## Provided information:

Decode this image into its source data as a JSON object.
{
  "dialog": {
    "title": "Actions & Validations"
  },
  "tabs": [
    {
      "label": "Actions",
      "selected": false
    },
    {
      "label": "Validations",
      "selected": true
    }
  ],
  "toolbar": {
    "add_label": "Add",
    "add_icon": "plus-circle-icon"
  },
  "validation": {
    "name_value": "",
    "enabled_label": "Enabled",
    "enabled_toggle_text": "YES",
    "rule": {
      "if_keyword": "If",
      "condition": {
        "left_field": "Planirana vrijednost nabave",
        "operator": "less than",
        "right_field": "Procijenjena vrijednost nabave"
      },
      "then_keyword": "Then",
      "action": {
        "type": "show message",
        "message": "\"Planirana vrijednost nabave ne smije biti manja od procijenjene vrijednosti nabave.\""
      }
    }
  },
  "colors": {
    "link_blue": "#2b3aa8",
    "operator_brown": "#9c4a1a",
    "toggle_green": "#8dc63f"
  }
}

--

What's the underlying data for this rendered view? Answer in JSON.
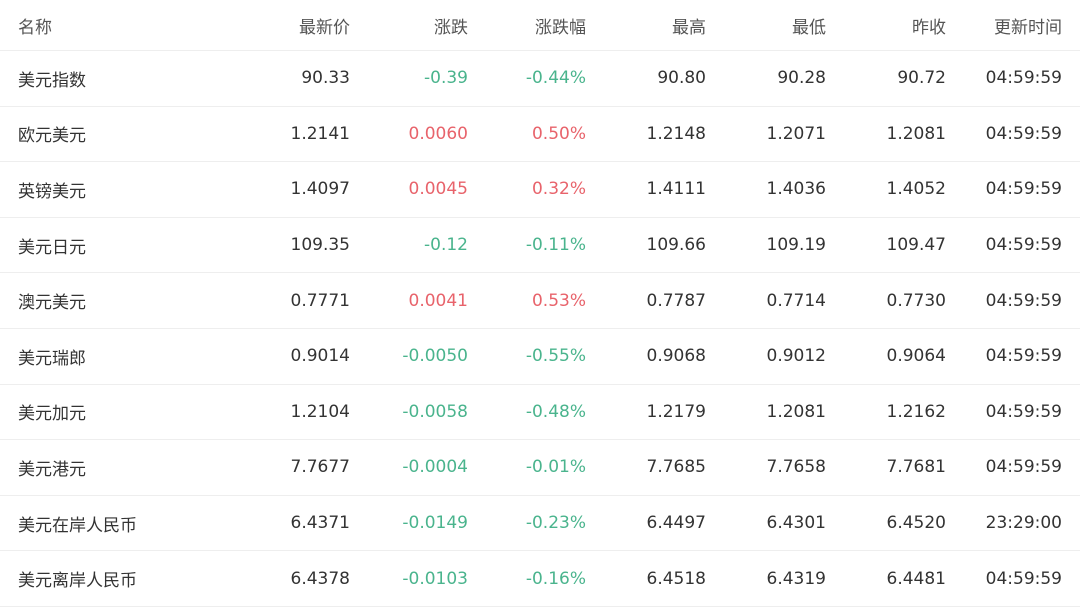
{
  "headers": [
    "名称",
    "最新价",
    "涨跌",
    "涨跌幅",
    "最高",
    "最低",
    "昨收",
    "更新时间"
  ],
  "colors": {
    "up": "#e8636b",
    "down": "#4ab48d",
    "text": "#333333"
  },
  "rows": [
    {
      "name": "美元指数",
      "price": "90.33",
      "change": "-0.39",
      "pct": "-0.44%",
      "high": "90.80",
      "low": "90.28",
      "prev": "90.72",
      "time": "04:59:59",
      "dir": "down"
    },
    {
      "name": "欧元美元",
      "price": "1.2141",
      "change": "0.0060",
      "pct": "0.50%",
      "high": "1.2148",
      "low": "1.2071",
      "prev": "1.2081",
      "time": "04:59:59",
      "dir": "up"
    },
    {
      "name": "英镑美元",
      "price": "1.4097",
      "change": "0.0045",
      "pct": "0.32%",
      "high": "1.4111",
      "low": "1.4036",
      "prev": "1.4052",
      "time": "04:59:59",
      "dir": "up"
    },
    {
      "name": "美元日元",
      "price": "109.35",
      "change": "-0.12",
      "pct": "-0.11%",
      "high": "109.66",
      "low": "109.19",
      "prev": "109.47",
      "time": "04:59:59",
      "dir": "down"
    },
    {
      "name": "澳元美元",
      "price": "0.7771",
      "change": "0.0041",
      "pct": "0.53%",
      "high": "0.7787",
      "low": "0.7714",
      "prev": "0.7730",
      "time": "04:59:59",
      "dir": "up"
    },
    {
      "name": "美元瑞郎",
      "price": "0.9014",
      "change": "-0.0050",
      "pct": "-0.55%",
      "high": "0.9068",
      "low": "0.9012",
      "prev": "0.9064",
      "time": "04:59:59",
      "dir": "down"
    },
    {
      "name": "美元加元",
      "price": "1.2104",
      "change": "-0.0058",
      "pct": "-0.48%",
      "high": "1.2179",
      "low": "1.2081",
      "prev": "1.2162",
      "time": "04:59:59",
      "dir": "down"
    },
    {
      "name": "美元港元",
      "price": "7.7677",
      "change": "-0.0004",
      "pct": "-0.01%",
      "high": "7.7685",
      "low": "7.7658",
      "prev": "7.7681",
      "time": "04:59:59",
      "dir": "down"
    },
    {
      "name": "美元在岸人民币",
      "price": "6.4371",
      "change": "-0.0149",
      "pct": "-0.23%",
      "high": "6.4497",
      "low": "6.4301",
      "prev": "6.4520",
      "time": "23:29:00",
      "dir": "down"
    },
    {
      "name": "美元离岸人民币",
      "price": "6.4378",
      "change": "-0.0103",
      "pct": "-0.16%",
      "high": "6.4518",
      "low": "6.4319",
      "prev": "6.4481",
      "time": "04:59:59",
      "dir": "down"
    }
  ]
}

## Exercise description:
Copy out every line of the data that includes the word "high".

## Written response:
      "high": "90.80",
      "high": "1.2148",
      "high": "1.4111",
      "high": "109.66",
      "high": "0.7787",
      "high": "0.9068",
      "high": "1.2179",
      "high": "7.7685",
      "high": "6.4497",
      "high": "6.4518",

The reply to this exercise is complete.